**REQUEST**
Below are records; state how many of their lines hold the word "الأعلى", and give only the figure.

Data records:
(begin)

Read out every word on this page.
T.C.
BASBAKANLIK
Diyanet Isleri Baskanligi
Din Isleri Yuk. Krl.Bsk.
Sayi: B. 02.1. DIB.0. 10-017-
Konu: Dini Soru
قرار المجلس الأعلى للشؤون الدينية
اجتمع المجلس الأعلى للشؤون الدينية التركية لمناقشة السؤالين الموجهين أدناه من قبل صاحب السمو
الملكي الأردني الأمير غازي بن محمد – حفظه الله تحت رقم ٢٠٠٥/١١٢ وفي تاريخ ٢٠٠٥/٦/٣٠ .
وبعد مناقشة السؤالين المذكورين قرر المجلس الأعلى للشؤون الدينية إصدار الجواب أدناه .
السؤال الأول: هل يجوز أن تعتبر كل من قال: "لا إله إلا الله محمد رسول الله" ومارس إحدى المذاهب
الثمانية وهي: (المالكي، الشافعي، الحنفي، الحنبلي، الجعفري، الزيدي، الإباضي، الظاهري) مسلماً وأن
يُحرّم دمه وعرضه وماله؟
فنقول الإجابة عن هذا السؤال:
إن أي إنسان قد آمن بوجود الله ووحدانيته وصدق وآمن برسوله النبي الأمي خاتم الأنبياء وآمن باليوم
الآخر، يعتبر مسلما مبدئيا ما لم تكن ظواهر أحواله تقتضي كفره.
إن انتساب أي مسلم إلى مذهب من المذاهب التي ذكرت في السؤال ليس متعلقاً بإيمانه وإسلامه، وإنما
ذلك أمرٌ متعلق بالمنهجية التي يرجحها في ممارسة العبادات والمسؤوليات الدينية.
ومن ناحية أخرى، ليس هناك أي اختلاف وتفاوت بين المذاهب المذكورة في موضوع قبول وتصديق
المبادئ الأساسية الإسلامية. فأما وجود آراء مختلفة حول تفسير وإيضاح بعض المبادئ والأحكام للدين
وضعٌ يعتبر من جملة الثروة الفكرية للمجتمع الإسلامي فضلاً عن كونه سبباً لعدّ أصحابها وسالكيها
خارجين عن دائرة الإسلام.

(end)

**WORKED ANSWER**
3